▶ What you should do
Find every line of the listing below where "nhận" appears, and copy it.

= = = = =

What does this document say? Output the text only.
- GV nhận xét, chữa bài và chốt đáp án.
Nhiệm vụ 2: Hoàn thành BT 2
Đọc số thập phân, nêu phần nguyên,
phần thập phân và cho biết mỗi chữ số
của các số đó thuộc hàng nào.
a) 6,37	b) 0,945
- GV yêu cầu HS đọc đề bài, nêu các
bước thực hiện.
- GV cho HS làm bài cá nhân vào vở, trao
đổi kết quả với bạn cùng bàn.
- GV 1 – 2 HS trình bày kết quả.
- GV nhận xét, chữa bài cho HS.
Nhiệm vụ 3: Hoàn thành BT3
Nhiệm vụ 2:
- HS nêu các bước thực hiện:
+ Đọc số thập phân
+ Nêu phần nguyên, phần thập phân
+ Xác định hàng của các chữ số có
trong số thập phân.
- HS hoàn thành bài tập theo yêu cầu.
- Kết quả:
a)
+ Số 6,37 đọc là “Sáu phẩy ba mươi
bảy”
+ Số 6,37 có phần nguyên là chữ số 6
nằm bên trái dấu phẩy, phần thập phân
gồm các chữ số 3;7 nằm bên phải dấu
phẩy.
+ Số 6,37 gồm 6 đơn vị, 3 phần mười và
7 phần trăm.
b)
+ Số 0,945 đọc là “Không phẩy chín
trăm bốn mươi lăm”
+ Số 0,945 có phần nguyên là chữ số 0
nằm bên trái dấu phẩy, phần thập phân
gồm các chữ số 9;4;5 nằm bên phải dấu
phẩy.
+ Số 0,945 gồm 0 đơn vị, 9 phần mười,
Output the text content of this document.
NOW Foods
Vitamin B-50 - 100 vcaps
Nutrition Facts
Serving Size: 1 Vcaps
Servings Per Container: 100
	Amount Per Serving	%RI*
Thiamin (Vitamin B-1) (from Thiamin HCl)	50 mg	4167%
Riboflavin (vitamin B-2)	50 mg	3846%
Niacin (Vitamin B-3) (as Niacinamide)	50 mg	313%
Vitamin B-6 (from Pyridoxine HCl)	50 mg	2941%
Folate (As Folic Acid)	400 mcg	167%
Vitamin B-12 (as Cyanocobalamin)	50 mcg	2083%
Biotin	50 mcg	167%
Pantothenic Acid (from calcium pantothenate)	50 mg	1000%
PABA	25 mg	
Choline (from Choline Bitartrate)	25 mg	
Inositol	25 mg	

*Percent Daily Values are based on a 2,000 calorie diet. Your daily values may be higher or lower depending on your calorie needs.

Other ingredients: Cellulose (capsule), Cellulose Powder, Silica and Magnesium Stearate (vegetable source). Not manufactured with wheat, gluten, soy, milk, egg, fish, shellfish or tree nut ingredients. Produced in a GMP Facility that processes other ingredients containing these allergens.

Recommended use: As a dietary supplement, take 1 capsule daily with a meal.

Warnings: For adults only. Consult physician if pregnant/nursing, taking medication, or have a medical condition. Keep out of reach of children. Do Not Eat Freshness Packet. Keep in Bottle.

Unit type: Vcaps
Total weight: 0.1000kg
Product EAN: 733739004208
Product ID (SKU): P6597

= = = = =

▶ Written answer
- GV nhận xét, chữa bài và chốt đáp án.
- GV nhận xét, chữa bài cho HS.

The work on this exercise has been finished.